* Set problem: Reproduce every record below exactly as written, but leave out any pictures.

Records
---

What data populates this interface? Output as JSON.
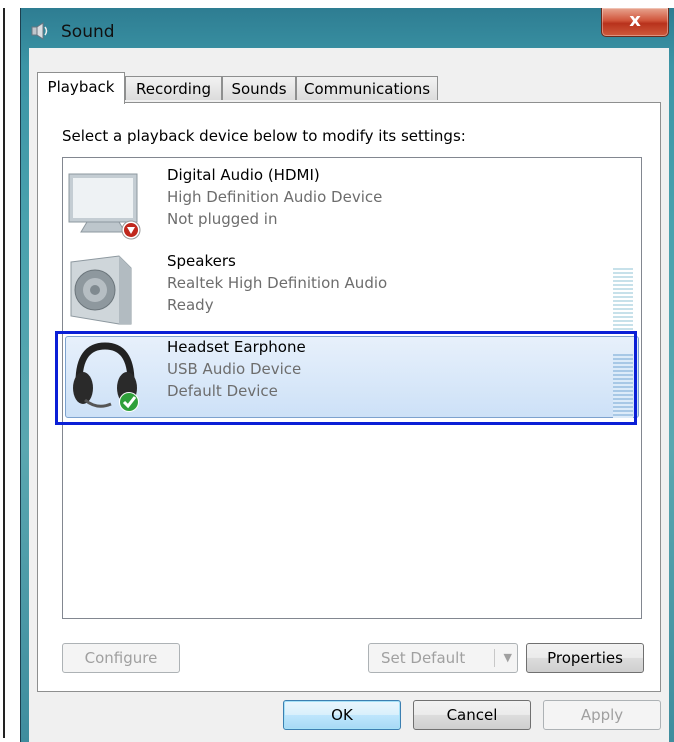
{
  "window": {
    "title": "Sound",
    "close_label": "x"
  },
  "tabs": [
    {
      "label": "Playback",
      "active": true
    },
    {
      "label": "Recording",
      "active": false
    },
    {
      "label": "Sounds",
      "active": false
    },
    {
      "label": "Communications",
      "active": false
    }
  ],
  "instruction": "Select a playback device below to modify its settings:",
  "devices": [
    {
      "name": "Digital Audio (HDMI)",
      "driver": "High Definition Audio Device",
      "status": "Not plugged in",
      "icon": "monitor-icon",
      "selected": false
    },
    {
      "name": "Speakers",
      "driver": "Realtek High Definition Audio",
      "status": "Ready",
      "icon": "speaker-icon",
      "selected": false
    },
    {
      "name": "Headset Earphone",
      "driver": "USB Audio Device",
      "status": "Default Device",
      "icon": "headset-icon",
      "selected": true
    }
  ],
  "panel_buttons": {
    "configure": "Configure",
    "set_default": "Set Default",
    "properties": "Properties"
  },
  "dialog_buttons": {
    "ok": "OK",
    "cancel": "Cancel",
    "apply": "Apply"
  },
  "colors": {
    "highlight_border": "#0a1fd6",
    "selection": "#cde1f7",
    "secondary_text": "#6d6d6d"
  }
}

---

* Written response:
What data populates this interface? Output as JSON.
{
  "window": {
    "title": "Sound",
    "close_label": "x"
  },
  "tabs": [
    {
      "label": "Playback",
      "active": true
    },
    {
      "label": "Recording",
      "active": false
    },
    {
      "label": "Sounds",
      "active": false
    },
    {
      "label": "Communications",
      "active": false
    }
  ],
  "instruction": "Select a playback device below to modify its settings:",
  "devices": [
    {
      "name": "Digital Audio (HDMI)",
      "driver": "High Definition Audio Device",
      "status": "Not plugged in",
      "icon": "monitor-icon",
      "selected": false
    },
    {
      "name": "Speakers",
      "driver": "Realtek High Definition Audio",
      "status": "Ready",
      "icon": "speaker-icon",
      "selected": false
    },
    {
      "name": "Headset Earphone",
      "driver": "USB Audio Device",
      "status": "Default Device",
      "icon": "headset-icon",
      "selected": true
    }
  ],
  "panel_buttons": {
    "configure": "Configure",
    "set_default": "Set Default",
    "properties": "Properties"
  },
  "dialog_buttons": {
    "ok": "OK",
    "cancel": "Cancel",
    "apply": "Apply"
  },
  "colors": {
    "highlight_border": "#0a1fd6",
    "selection": "#cde1f7",
    "secondary_text": "#6d6d6d"
  }
}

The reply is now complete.